Problem requirements:
Copy out the records precisely, omitting pictures.

===============

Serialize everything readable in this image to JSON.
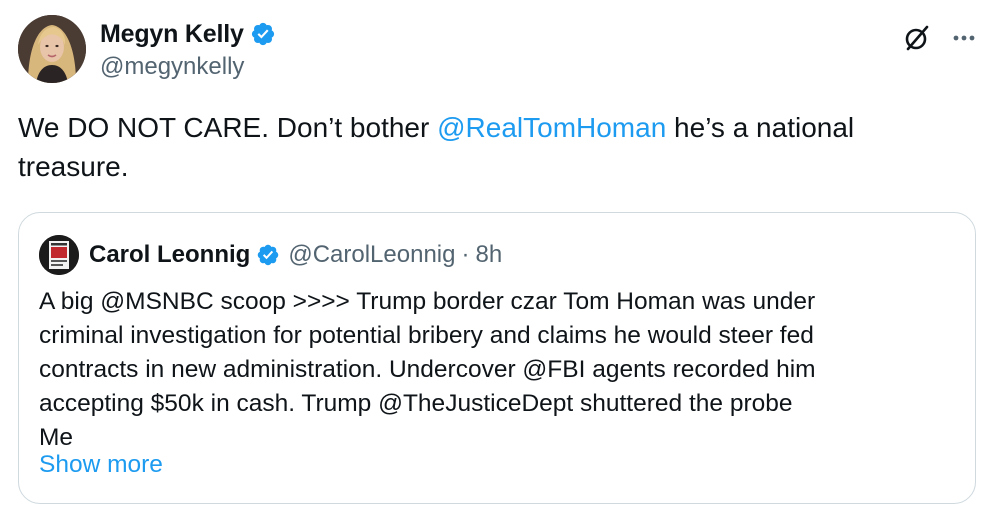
{
  "colors": {
    "link": "#1d9bf0",
    "text": "#0f1419",
    "secondary": "#536471",
    "border": "#cfd9de",
    "verified": "#1d9bf0"
  },
  "author": {
    "display_name": "Megyn Kelly",
    "handle": "@megynkelly",
    "verified_icon": "verified-badge-icon",
    "avatar_icon": "profile-photo"
  },
  "header_actions": {
    "grok_icon": "grok-icon",
    "more_icon": "more-horizontal-icon"
  },
  "tweet": {
    "text_before": "We DO NOT CARE. Don’t bother ",
    "mention": "@RealTomHoman",
    "text_after": " he’s a national treasure."
  },
  "quote": {
    "display_name": "Carol Leonnig",
    "handle": "@CarolLeonnig",
    "separator": "·",
    "time": "8h",
    "lines": [
      "A big @MSNBC scoop >>>>  Trump border czar Tom Homan was under",
      "criminal investigation for potential bribery and claims he would steer fed",
      "contracts in new administration.  Undercover @FBI agents recorded him",
      "accepting $50k in cash. Trump @TheJusticeDept shuttered the probe",
      "Me"
    ],
    "show_more": "Show more"
  }
}
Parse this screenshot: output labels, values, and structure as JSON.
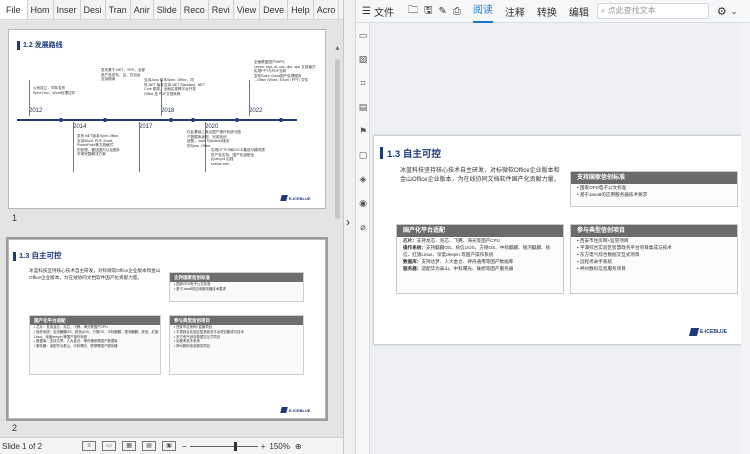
{
  "ribbon": {
    "tabs": [
      "File",
      "Hom",
      "Inser",
      "Desi",
      "Tran",
      "Anir",
      "Slide",
      "Reco",
      "Revi",
      "View",
      "Deve",
      "Help",
      "Acro"
    ],
    "more": "…"
  },
  "slide1": {
    "page_number": "1",
    "title": "1.2 发展路线",
    "years": [
      "2012",
      "2014",
      "2017",
      "2018",
      "2020",
      "2022"
    ],
    "notes": [
      [
        "公司成立，同年发布",
        "Spire.Doc、Word处理控件"
      ],
      [
        "发布.NET版本Spire.Office,",
        "支持Word, PDF, Excel,",
        "PowerPoint等文档格式",
        "的处理，囊括国内以及国外",
        "市场完整解决方案"
      ],
      [
        "发布基于.NET，SPS，全部",
        "类产品发布，且，在后台",
        "支持使用"
      ],
      [
        "支持Java 版本Spire. Office，同",
        "时.NET 版本支持.NET Standard, .NET",
        "Core 框架，全面实现跨平台开发",
        "Office 至 PDF文档转换"
      ],
      [
        "在此基础上推出国产操作系统与国",
        "产数据库适配，完成信创",
        "适配；Java 与Android版本",
        "的Spire .Office"
      ],
      [
        "实现HTTPS和CI/CD集成与模块提",
        "供产品支持，国产化适配全",
        "jQuery.ia 加强",
        "ceblue.com"
      ],
      [
        "全面覆盖国产MIPS,",
        "Leeps, arpt, ai, uos, dpc, dpk 文档格式",
        "实现PPT与PDF互转",
        "发布Spire.Cloud国产处理服务",
        "...Office (Word / Excel / PPT) 文件"
      ]
    ],
    "logo": "E-ICEBLUE"
  },
  "slide2": {
    "page_number": "2",
    "title": "1.3 自主可控",
    "desc": "冰蓝科技坚持核心技术自主研发，对标微软Office企业版本和金山Office企业版本，为在线协同文档软件国产化贡献力量。",
    "box_xc": {
      "header": "支持国家信创标准",
      "rows": [
        "国家OFD电子公文标准",
        "基于Java8的应用服务器技术要求"
      ]
    },
    "box_cn": {
      "header": "国产化平台适配",
      "rows": [
        "芯片：支持龙芯、兆芯、飞腾、海光等国产CPU",
        "操作系统：支持麒麟OS、统信UOS、方德OS、中标麒麟、银河麒麟、统信、红旗Linux、深度deepin 等国产操作系统",
        "数据库：支持达梦、人大金仓、神舟通用等国产数据库",
        "服务器：适配华为泰山、中科曙光、联想等国产服务器"
      ]
    },
    "box_pr": {
      "header": "参与典型信创项目",
      "rows": [
        "西安市住房网+监管项目",
        "平潭综合实验区智慧政务平台项目集成与技术",
        "东方电气综合数据交互式项目",
        "远程考录手系统",
        "神州数码信息服务项目"
      ]
    },
    "logo": "E-ICEBLUE"
  },
  "status": {
    "slide_of": "Slide 1 of 2",
    "zoom": "150%",
    "zoom_fraction": 0.65
  },
  "reader": {
    "toolbar": {
      "file": "文件",
      "tabs": [
        "阅读",
        "注释",
        "转换",
        "编辑"
      ],
      "active_tab": "阅读",
      "search_placeholder": "点此查找文本"
    },
    "page": {
      "title": "1.3 自主可控",
      "desc": "冰蓝科技坚持核心技术自主研发，对标微软Office企业版本和金山Office企业版本，为在线协同文档软件国产化贡献力量。",
      "box_xc": {
        "header": "支持国家信创标准",
        "rows": [
          "国家OFD电子公文标准",
          "基于Java8的应用服务器技术要求"
        ]
      },
      "box_cn": {
        "header": "国产化平台适配",
        "rows": [
          {
            "k": "芯片：",
            "v": "支持龙芯、兆芯、飞腾、海光等国产CPU"
          },
          {
            "k": "操作系统：",
            "v": "支持麒麟OS、统信UOS、方德OS、中标麒麟、银河麒麟、统"
          },
          {
            "k": "",
            "v": "信、红旗Linux、深度deepin 等国产操作系统"
          },
          {
            "k": "数据库：",
            "v": "支持达梦、人大金仓、神舟通用等国产数据库"
          },
          {
            "k": "服务器：",
            "v": "适配华为泰山、中科曙光、联想等国产服务器"
          }
        ]
      },
      "box_pr": {
        "header": "参与典型信创项目",
        "rows": [
          "西安市住房网+监管项目",
          "平潭综合实验区智慧政务平台项目集成与技术",
          "东方电气综合数据交互式项目",
          "远程考录手系统",
          "神州数码信息服务项目"
        ]
      },
      "logo": "E-ICEBLUE"
    }
  }
}
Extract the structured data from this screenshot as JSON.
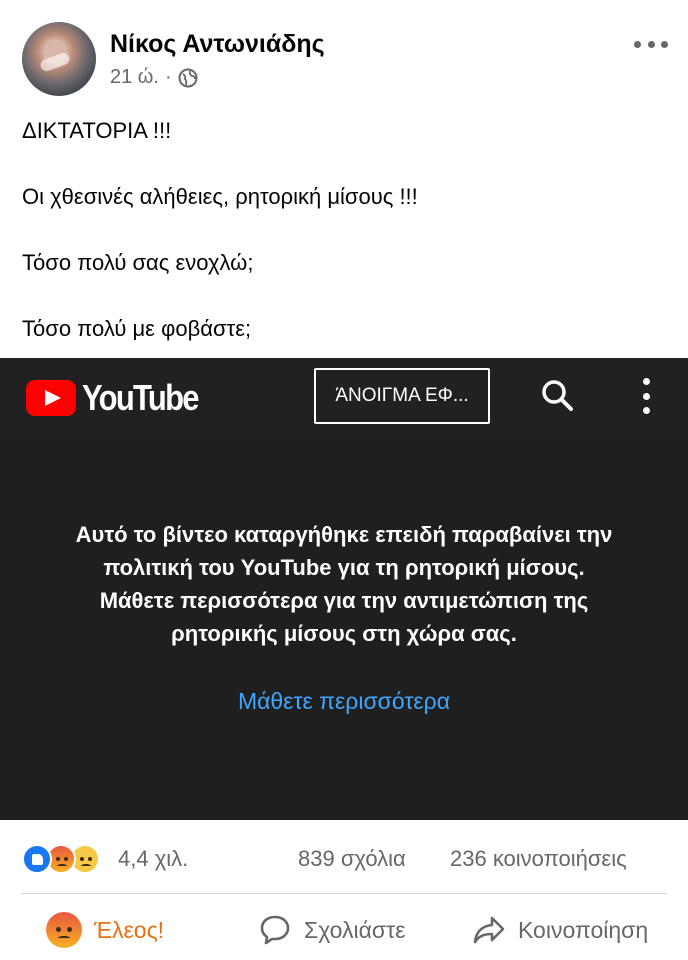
{
  "post": {
    "author": "Νίκος Αντωνιάδης",
    "time": "21 ώ.",
    "separator": "·",
    "audience_icon": "globe-icon",
    "menu_icon": "more-options-icon",
    "lines": [
      "ΔΙΚΤΑΤΟΡΙΑ !!!",
      "Οι χθεσινές αλήθειες, ρητορική μίσους !!!",
      "Τόσο πολύ σας ενοχλώ;",
      "Τόσο πολύ με φοβάστε;"
    ]
  },
  "youtube": {
    "wordmark": "YouTube",
    "open_app_label": "ΆΝΟΙΓΜΑ ΕΦ...",
    "message_lines": [
      "Αυτό το βίντεο καταργήθηκε επειδή παραβαίνει την",
      "πολιτική του YouTube για τη ρητορική μίσους.",
      "Μάθετε περισσότερα για την αντιμετώπιση της",
      "ρητορικής μίσους στη χώρα σας."
    ],
    "learn_more": "Μάθετε περισσότερα",
    "colors": {
      "brand_red": "#ff0000",
      "link_blue": "#3ea6ff",
      "bar_bg": "#212121",
      "player_bg": "#1f1f1f"
    }
  },
  "stats": {
    "reactions": [
      "like-icon",
      "angry-icon",
      "sad-icon"
    ],
    "reaction_count": "4,4 χιλ.",
    "comments": "839 σχόλια",
    "shares": "236 κοινοποιήσεις"
  },
  "actions": {
    "react_label": "Έλεος!",
    "comment_label": "Σχολιάστε",
    "share_label": "Κοινοποίηση",
    "react_color": "#e9710f"
  }
}
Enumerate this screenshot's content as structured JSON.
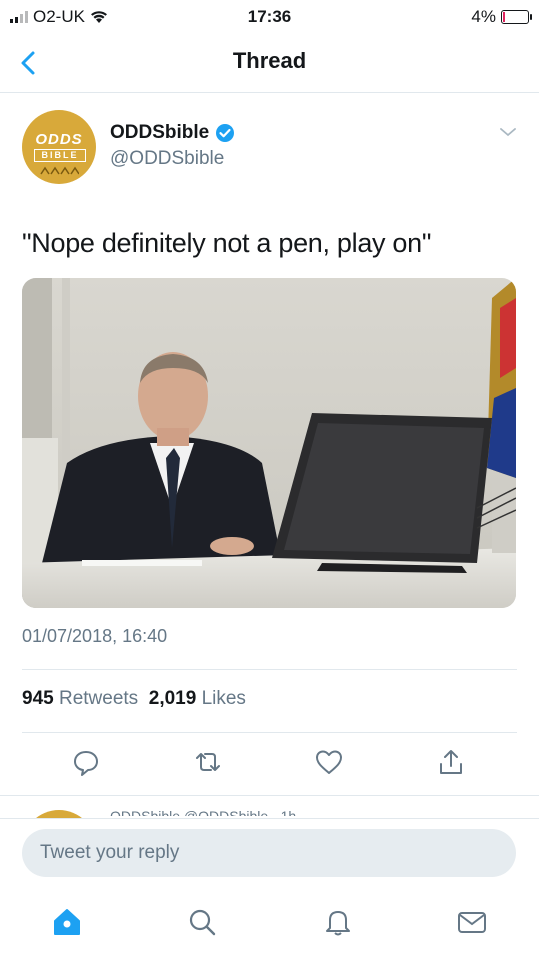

===============

Response below:
Serialize everything readable in this image to JSON.
{
  "colors": {
    "link": "#1d9bf0",
    "text": "#0f1419",
    "secondary": "#536471",
    "border": "#cfd9de",
    "verified": "#1d9bf0"
  },
  "author": {
    "display_name": "Megyn Kelly",
    "handle": "@megynkelly",
    "verified_icon": "verified-badge-icon",
    "avatar_icon": "profile-photo"
  },
  "header_actions": {
    "grok_icon": "grok-icon",
    "more_icon": "more-horizontal-icon"
  },
  "tweet": {
    "text_before": "We DO NOT CARE. Don’t bother ",
    "mention": "@RealTomHoman",
    "text_after": " he’s a national treasure."
  },
  "quote": {
    "display_name": "Carol Leonnig",
    "handle": "@CarolLeonnig",
    "separator": "·",
    "time": "8h",
    "lines": [
      "A big @MSNBC scoop >>>>  Trump border czar Tom Homan was under",
      "criminal investigation for potential bribery and claims he would steer fed",
      "contracts in new administration.  Undercover @FBI agents recorded him",
      "accepting $50k in cash. Trump @TheJusticeDept shuttered the probe",
      "Me"
    ],
    "show_more": "Show more"
  }
}
Parse this screenshot: output labels, values, and structure as JSON.
{
  "ribbon": {
    "tabs": [
      "File",
      "Hom",
      "Inser",
      "Desi",
      "Tran",
      "Anir",
      "Slide",
      "Reco",
      "Revi",
      "View",
      "Deve",
      "Help",
      "Acro"
    ],
    "more": "…"
  },
  "slide1": {
    "page_number": "1",
    "title": "1.2 发展路线",
    "years": [
      "2012",
      "2014",
      "2017",
      "2018",
      "2020",
      "2022"
    ],
    "notes": [
      [
        "公司成立，同年发布",
        "Spire.Doc、Word处理控件"
      ],
      [
        "发布.NET版本Spire.Office,",
        "支持Word, PDF, Excel,",
        "PowerPoint等文档格式",
        "的处理，囊括国内以及国外",
        "市场完整解决方案"
      ],
      [
        "发布基于.NET，SPS，全部",
        "类产品发布，且，在后台",
        "支持使用"
      ],
      [
        "支持Java 版本Spire. Office，同",
        "时.NET 版本支持.NET Standard, .NET",
        "Core 框架，全面实现跨平台开发",
        "Office 至 PDF文档转换"
      ],
      [
        "在此基础上推出国产操作系统与国",
        "产数据库适配，完成信创",
        "适配；Java 与Android版本",
        "的Spire .Office"
      ],
      [
        "实现HTTPS和CI/CD集成与模块提",
        "供产品支持，国产化适配全",
        "jQuery.ia 加强",
        "ceblue.com"
      ],
      [
        "全面覆盖国产MIPS,",
        "Leeps, arpt, ai, uos, dpc, dpk 文档格式",
        "实现PPT与PDF互转",
        "发布Spire.Cloud国产处理服务",
        "...Office (Word / Excel / PPT) 文件"
      ]
    ],
    "logo": "E-ICEBLUE"
  },
  "slide2": {
    "page_number": "2",
    "title": "1.3 自主可控",
    "desc": "冰蓝科技坚持核心技术自主研发，对标微软Office企业版本和金山Office企业版本，为在线协同文档软件国产化贡献力量。",
    "box_xc": {
      "header": "支持国家信创标准",
      "rows": [
        "国家OFD电子公文标准",
        "基于Java8的应用服务器技术要求"
      ]
    },
    "box_cn": {
      "header": "国产化平台适配",
      "rows": [
        "芯片：支持龙芯、兆芯、飞腾、海光等国产CPU",
        "操作系统：支持麒麟OS、统信UOS、方德OS、中标麒麟、银河麒麟、统信、红旗Linux、深度deepin 等国产操作系统",
        "数据库：支持达梦、人大金仓、神舟通用等国产数据库",
        "服务器：适配华为泰山、中科曙光、联想等国产服务器"
      ]
    },
    "box_pr": {
      "header": "参与典型信创项目",
      "rows": [
        "西安市住房网+监管项目",
        "平潭综合实验区智慧政务平台项目集成与技术",
        "东方电气综合数据交互式项目",
        "远程考录手系统",
        "神州数码信息服务项目"
      ]
    },
    "logo": "E-ICEBLUE"
  },
  "status": {
    "slide_of": "Slide 1 of 2",
    "zoom": "150%",
    "zoom_fraction": 0.65
  },
  "reader": {
    "toolbar": {
      "file": "文件",
      "tabs": [
        "阅读",
        "注释",
        "转换",
        "编辑"
      ],
      "active_tab": "阅读",
      "search_placeholder": "点此查找文本"
    },
    "page": {
      "title": "1.3 自主可控",
      "desc": "冰蓝科技坚持核心技术自主研发，对标微软Office企业版本和金山Office企业版本，为在线协同文档软件国产化贡献力量。",
      "box_xc": {
        "header": "支持国家信创标准",
        "rows": [
          "国家OFD电子公文标准",
          "基于Java8的应用服务器技术要求"
        ]
      },
      "box_cn": {
        "header": "国产化平台适配",
        "rows": [
          {
            "k": "芯片：",
            "v": "支持龙芯、兆芯、飞腾、海光等国产CPU"
          },
          {
            "k": "操作系统：",
            "v": "支持麒麟OS、统信UOS、方德OS、中标麒麟、银河麒麟、统"
          },
          {
            "k": "",
            "v": "信、红旗Linux、深度deepin 等国产操作系统"
          },
          {
            "k": "数据库：",
            "v": "支持达梦、人大金仓、神舟通用等国产数据库"
          },
          {
            "k": "服务器：",
            "v": "适配华为泰山、中科曙光、联想等国产服务器"
          }
        ]
      },
      "box_pr": {
        "header": "参与典型信创项目",
        "rows": [
          "西安市住房网+监管项目",
          "平潭综合实验区智慧政务平台项目集成与技术",
          "东方电气综合数据交互式项目",
          "远程考录手系统",
          "神州数码信息服务项目"
        ]
      },
      "logo": "E-ICEBLUE"
    }
  }
}
Extract the structured data from this screenshot as JSON.
{
  "post": {
    "author": "Νίκος Αντωνιάδης",
    "time": "21 ώ.",
    "separator": "·",
    "audience_icon": "globe-icon",
    "menu_icon": "more-options-icon",
    "lines": [
      "ΔΙΚΤΑΤΟΡΙΑ !!!",
      "Οι χθεσινές αλήθειες, ρητορική μίσους !!!",
      "Τόσο πολύ σας ενοχλώ;",
      "Τόσο πολύ με φοβάστε;"
    ]
  },
  "youtube": {
    "wordmark": "YouTube",
    "open_app_label": "ΆΝΟΙΓΜΑ ΕΦ...",
    "message_lines": [
      "Αυτό το βίντεο καταργήθηκε επειδή παραβαίνει την",
      "πολιτική του YouTube για τη ρητορική μίσους.",
      "Μάθετε περισσότερα για την αντιμετώπιση της",
      "ρητορικής μίσους στη χώρα σας."
    ],
    "learn_more": "Μάθετε περισσότερα",
    "colors": {
      "brand_red": "#ff0000",
      "link_blue": "#3ea6ff",
      "bar_bg": "#212121",
      "player_bg": "#1f1f1f"
    }
  },
  "stats": {
    "reactions": [
      "like-icon",
      "angry-icon",
      "sad-icon"
    ],
    "reaction_count": "4,4 χιλ.",
    "comments": "839 σχόλια",
    "shares": "236 κοινοποιήσεις"
  },
  "actions": {
    "react_label": "Έλεος!",
    "comment_label": "Σχολιάστε",
    "share_label": "Κοινοποίηση",
    "react_color": "#e9710f"
  }
}
Enumerate this screenshot's content as structured JSON.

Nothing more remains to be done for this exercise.